Aim: Will you transcribe all the entries word for word, skipping the pictures they hold?

______________________________

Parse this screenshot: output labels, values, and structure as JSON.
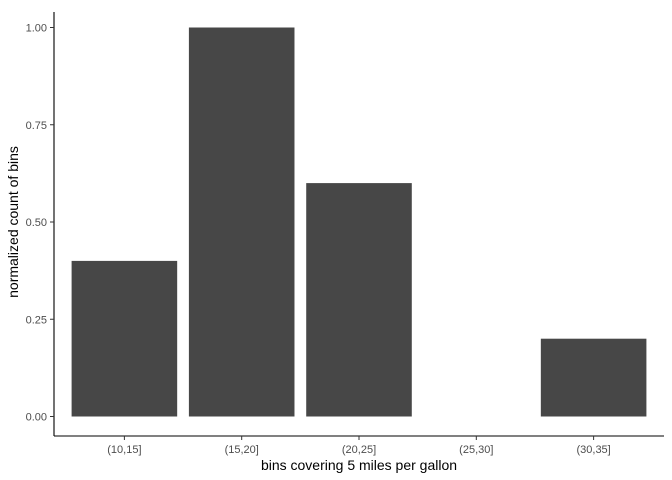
{
  "chart_data": {
    "type": "bar",
    "categories": [
      "(10,15]",
      "(15,20]",
      "(20,25]",
      "(25,30]",
      "(30,35]"
    ],
    "values": [
      0.4,
      1.0,
      0.6,
      0.0,
      0.2
    ],
    "title": "",
    "xlabel": "bins covering 5 miles per gallon",
    "ylabel": "normalized count of bins",
    "ylim": [
      -0.05,
      1.05
    ],
    "yticks": [
      "0.00",
      "0.25",
      "0.50",
      "0.75",
      "1.00"
    ],
    "ytick_values": [
      0,
      0.25,
      0.5,
      0.75,
      1.0
    ],
    "bar_color": "#474747",
    "grid": false
  }
}
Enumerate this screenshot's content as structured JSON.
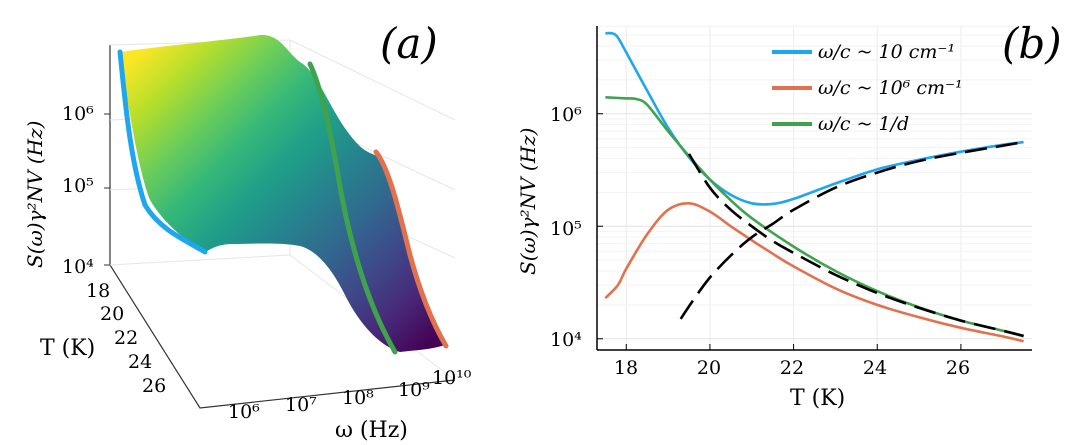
{
  "chart_data": [
    {
      "panel": "a",
      "type": "surface3d",
      "panel_label": "(a)",
      "xlabel": "ω (Hz)",
      "ylabel": "T (K)",
      "zlabel": "S(ω)γ²NV (Hz)",
      "x_ticks": [
        "10⁶",
        "10⁷",
        "10⁸",
        "10⁹",
        "10¹⁰"
      ],
      "y_ticks": [
        "18",
        "20",
        "22",
        "24",
        "26"
      ],
      "z_ticks": [
        "10⁴",
        "10⁵",
        "10⁶"
      ],
      "colormap": [
        "#fde725",
        "#b5de2b",
        "#6ece58",
        "#35b779",
        "#1f9e89",
        "#26828e",
        "#31688e",
        "#3e4989",
        "#482878",
        "#440154"
      ],
      "highlighted_edges": [
        {
          "name": "ω/c ~ 10 cm⁻¹",
          "color": "#1ea7ef"
        },
        {
          "name": "ω/c ~ 1/d",
          "color": "#3fa34d"
        },
        {
          "name": "ω/c ~ 10⁶ cm⁻¹",
          "color": "#e2714d"
        }
      ]
    },
    {
      "panel": "b",
      "type": "line",
      "panel_label": "(b)",
      "xlabel": "T (K)",
      "ylabel": "S(ω)γ²NV (Hz)",
      "xlim": [
        17.3,
        27.7
      ],
      "ylim_log10": [
        3.9,
        6.78
      ],
      "x_ticks": [
        "18",
        "20",
        "22",
        "24",
        "26"
      ],
      "y_ticks": [
        "10⁴",
        "10⁵",
        "10⁶"
      ],
      "legend_position": "top-right",
      "series": [
        {
          "name": "ω/c ~ 10 cm⁻¹",
          "color": "#1ea7ef",
          "dash": "solid",
          "x": [
            17.5,
            17.75,
            18.0,
            18.5,
            19.0,
            19.5,
            20.0,
            20.5,
            21.0,
            21.5,
            22.0,
            23.0,
            24.0,
            25.0,
            26.0,
            27.0,
            27.5
          ],
          "y": [
            5200000,
            5000000,
            3500000,
            1600000,
            750000,
            410000,
            260000,
            190000,
            160000,
            158000,
            175000,
            240000,
            320000,
            390000,
            460000,
            530000,
            560000
          ]
        },
        {
          "name": "ω/c ~ 10⁶ cm⁻¹",
          "color": "#e2714d",
          "dash": "solid",
          "x": [
            17.5,
            17.8,
            18.0,
            18.5,
            19.0,
            19.5,
            20.0,
            20.5,
            21.0,
            21.5,
            22.0,
            23.0,
            24.0,
            25.0,
            26.0,
            27.0,
            27.5
          ],
          "y": [
            23000,
            30000,
            42000,
            85000,
            140000,
            160000,
            135000,
            100000,
            75000,
            57000,
            44000,
            28000,
            20000,
            15500,
            12500,
            10500,
            9500
          ]
        },
        {
          "name": "ω/c ~ 1/d",
          "color": "#3fa34d",
          "dash": "solid",
          "x": [
            17.5,
            18.0,
            18.25,
            18.5,
            19.0,
            19.5,
            20.0,
            20.5,
            21.0,
            22.0,
            23.0,
            24.0,
            25.0,
            26.0,
            27.0,
            27.5
          ],
          "y": [
            1400000,
            1370000,
            1350000,
            1200000,
            700000,
            420000,
            260000,
            170000,
            118000,
            66000,
            40000,
            26500,
            19000,
            14500,
            11800,
            10500
          ]
        },
        {
          "name": "",
          "color": "#000000",
          "dash": "long",
          "x": [
            19.3,
            19.6,
            20.0,
            20.5,
            21.0,
            21.5,
            22.0,
            23.0,
            24.0,
            25.0,
            26.0,
            27.0,
            27.5
          ],
          "y": [
            15000,
            22000,
            35000,
            55000,
            80000,
            105000,
            140000,
            220000,
            300000,
            380000,
            450000,
            520000,
            560000
          ]
        },
        {
          "name": "",
          "color": "#000000",
          "dash": "long",
          "x": [
            19.5,
            20.0,
            20.5,
            21.0,
            21.5,
            22.0,
            23.0,
            24.0,
            25.0,
            26.0,
            27.0,
            27.5
          ],
          "y": [
            440000,
            220000,
            140000,
            100000,
            74000,
            58000,
            37000,
            25500,
            18800,
            14500,
            11800,
            10600
          ]
        }
      ],
      "legend": [
        {
          "label": "ω/c ~ 10 cm⁻¹",
          "color": "#1ea7ef"
        },
        {
          "label": "ω/c ~ 10⁶ cm⁻¹",
          "color": "#e2714d"
        },
        {
          "label": "ω/c ~ 1/d",
          "color": "#3fa34d"
        }
      ]
    }
  ]
}
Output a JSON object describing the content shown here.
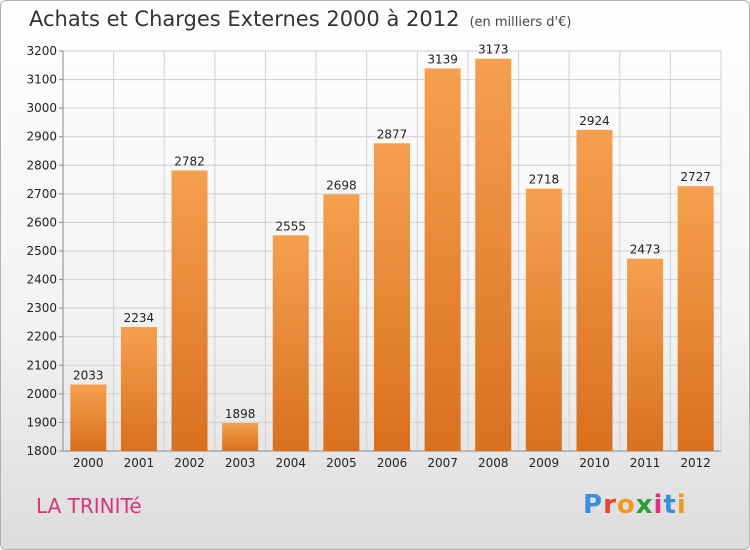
{
  "header": {
    "title": "Achats et Charges Externes 2000 à 2012",
    "unit": "(en milliers d'€)"
  },
  "footer": {
    "place": "LA TRINITé",
    "logo": "Proxiti",
    "logo_colors": [
      "#3a8fd9",
      "#e8442e",
      "#f39a1e",
      "#2e9b3a",
      "#e0317a",
      "#3a8fd9",
      "#f39a1e"
    ]
  },
  "colors": {
    "bar_light": "#f5a04f",
    "bar_dark": "#d9701e",
    "grid": "#d0d0d0",
    "place": "#e0317a"
  },
  "chart_data": {
    "type": "bar",
    "title": "Achats et Charges Externes 2000 à 2012",
    "subtitle": "(en milliers d'€)",
    "categories": [
      "2000",
      "2001",
      "2002",
      "2003",
      "2004",
      "2005",
      "2006",
      "2007",
      "2008",
      "2009",
      "2010",
      "2011",
      "2012"
    ],
    "values": [
      2033,
      2234,
      2782,
      1898,
      2555,
      2698,
      2877,
      3139,
      3173,
      2718,
      2924,
      2473,
      2727
    ],
    "ylim": [
      1800,
      3200
    ],
    "yticks": [
      1800,
      1900,
      2000,
      2100,
      2200,
      2300,
      2400,
      2500,
      2600,
      2700,
      2800,
      2900,
      3000,
      3100,
      3200
    ],
    "grid": true,
    "xlabel": "",
    "ylabel": ""
  }
}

______________________________

Full response:
Parse this screenshot: output labels, values, and structure as JSON.
{
  "chart_data": {
    "type": "bar",
    "categories": [
      "(10,15]",
      "(15,20]",
      "(20,25]",
      "(25,30]",
      "(30,35]"
    ],
    "values": [
      0.4,
      1.0,
      0.6,
      0.0,
      0.2
    ],
    "title": "",
    "xlabel": "bins covering 5 miles per gallon",
    "ylabel": "normalized count of bins",
    "ylim": [
      -0.05,
      1.05
    ],
    "yticks": [
      "0.00",
      "0.25",
      "0.50",
      "0.75",
      "1.00"
    ],
    "ytick_values": [
      0,
      0.25,
      0.5,
      0.75,
      1.0
    ],
    "bar_color": "#474747",
    "grid": false
  }
}
Enumerate this screenshot's content as structured JSON.
{
  "chart_data": [
    {
      "panel": "a",
      "type": "surface3d",
      "panel_label": "(a)",
      "xlabel": "ω (Hz)",
      "ylabel": "T (K)",
      "zlabel": "S(ω)γ²NV (Hz)",
      "x_ticks": [
        "10⁶",
        "10⁷",
        "10⁸",
        "10⁹",
        "10¹⁰"
      ],
      "y_ticks": [
        "18",
        "20",
        "22",
        "24",
        "26"
      ],
      "z_ticks": [
        "10⁴",
        "10⁵",
        "10⁶"
      ],
      "colormap": [
        "#fde725",
        "#b5de2b",
        "#6ece58",
        "#35b779",
        "#1f9e89",
        "#26828e",
        "#31688e",
        "#3e4989",
        "#482878",
        "#440154"
      ],
      "highlighted_edges": [
        {
          "name": "ω/c ~ 10 cm⁻¹",
          "color": "#1ea7ef"
        },
        {
          "name": "ω/c ~ 1/d",
          "color": "#3fa34d"
        },
        {
          "name": "ω/c ~ 10⁶ cm⁻¹",
          "color": "#e2714d"
        }
      ]
    },
    {
      "panel": "b",
      "type": "line",
      "panel_label": "(b)",
      "xlabel": "T (K)",
      "ylabel": "S(ω)γ²NV (Hz)",
      "xlim": [
        17.3,
        27.7
      ],
      "ylim_log10": [
        3.9,
        6.78
      ],
      "x_ticks": [
        "18",
        "20",
        "22",
        "24",
        "26"
      ],
      "y_ticks": [
        "10⁴",
        "10⁵",
        "10⁶"
      ],
      "legend_position": "top-right",
      "series": [
        {
          "name": "ω/c ~ 10 cm⁻¹",
          "color": "#1ea7ef",
          "dash": "solid",
          "x": [
            17.5,
            17.75,
            18.0,
            18.5,
            19.0,
            19.5,
            20.0,
            20.5,
            21.0,
            21.5,
            22.0,
            23.0,
            24.0,
            25.0,
            26.0,
            27.0,
            27.5
          ],
          "y": [
            5200000,
            5000000,
            3500000,
            1600000,
            750000,
            410000,
            260000,
            190000,
            160000,
            158000,
            175000,
            240000,
            320000,
            390000,
            460000,
            530000,
            560000
          ]
        },
        {
          "name": "ω/c ~ 10⁶ cm⁻¹",
          "color": "#e2714d",
          "dash": "solid",
          "x": [
            17.5,
            17.8,
            18.0,
            18.5,
            19.0,
            19.5,
            20.0,
            20.5,
            21.0,
            21.5,
            22.0,
            23.0,
            24.0,
            25.0,
            26.0,
            27.0,
            27.5
          ],
          "y": [
            23000,
            30000,
            42000,
            85000,
            140000,
            160000,
            135000,
            100000,
            75000,
            57000,
            44000,
            28000,
            20000,
            15500,
            12500,
            10500,
            9500
          ]
        },
        {
          "name": "ω/c ~ 1/d",
          "color": "#3fa34d",
          "dash": "solid",
          "x": [
            17.5,
            18.0,
            18.25,
            18.5,
            19.0,
            19.5,
            20.0,
            20.5,
            21.0,
            22.0,
            23.0,
            24.0,
            25.0,
            26.0,
            27.0,
            27.5
          ],
          "y": [
            1400000,
            1370000,
            1350000,
            1200000,
            700000,
            420000,
            260000,
            170000,
            118000,
            66000,
            40000,
            26500,
            19000,
            14500,
            11800,
            10500
          ]
        },
        {
          "name": "",
          "color": "#000000",
          "dash": "long",
          "x": [
            19.3,
            19.6,
            20.0,
            20.5,
            21.0,
            21.5,
            22.0,
            23.0,
            24.0,
            25.0,
            26.0,
            27.0,
            27.5
          ],
          "y": [
            15000,
            22000,
            35000,
            55000,
            80000,
            105000,
            140000,
            220000,
            300000,
            380000,
            450000,
            520000,
            560000
          ]
        },
        {
          "name": "",
          "color": "#000000",
          "dash": "long",
          "x": [
            19.5,
            20.0,
            20.5,
            21.0,
            21.5,
            22.0,
            23.0,
            24.0,
            25.0,
            26.0,
            27.0,
            27.5
          ],
          "y": [
            440000,
            220000,
            140000,
            100000,
            74000,
            58000,
            37000,
            25500,
            18800,
            14500,
            11800,
            10600
          ]
        }
      ],
      "legend": [
        {
          "label": "ω/c ~ 10 cm⁻¹",
          "color": "#1ea7ef"
        },
        {
          "label": "ω/c ~ 10⁶ cm⁻¹",
          "color": "#e2714d"
        },
        {
          "label": "ω/c ~ 1/d",
          "color": "#3fa34d"
        }
      ]
    }
  ]
}
Output a JSON object describing the content shown here.
{
  "header": {
    "title": "Achats et Charges Externes 2000 à 2012",
    "unit": "(en milliers d'€)"
  },
  "footer": {
    "place": "LA TRINITé",
    "logo": "Proxiti",
    "logo_colors": [
      "#3a8fd9",
      "#e8442e",
      "#f39a1e",
      "#2e9b3a",
      "#e0317a",
      "#3a8fd9",
      "#f39a1e"
    ]
  },
  "colors": {
    "bar_light": "#f5a04f",
    "bar_dark": "#d9701e",
    "grid": "#d0d0d0",
    "place": "#e0317a"
  },
  "chart_data": {
    "type": "bar",
    "title": "Achats et Charges Externes 2000 à 2012",
    "subtitle": "(en milliers d'€)",
    "categories": [
      "2000",
      "2001",
      "2002",
      "2003",
      "2004",
      "2005",
      "2006",
      "2007",
      "2008",
      "2009",
      "2010",
      "2011",
      "2012"
    ],
    "values": [
      2033,
      2234,
      2782,
      1898,
      2555,
      2698,
      2877,
      3139,
      3173,
      2718,
      2924,
      2473,
      2727
    ],
    "ylim": [
      1800,
      3200
    ],
    "yticks": [
      1800,
      1900,
      2000,
      2100,
      2200,
      2300,
      2400,
      2500,
      2600,
      2700,
      2800,
      2900,
      3000,
      3100,
      3200
    ],
    "grid": true,
    "xlabel": "",
    "ylabel": ""
  }
}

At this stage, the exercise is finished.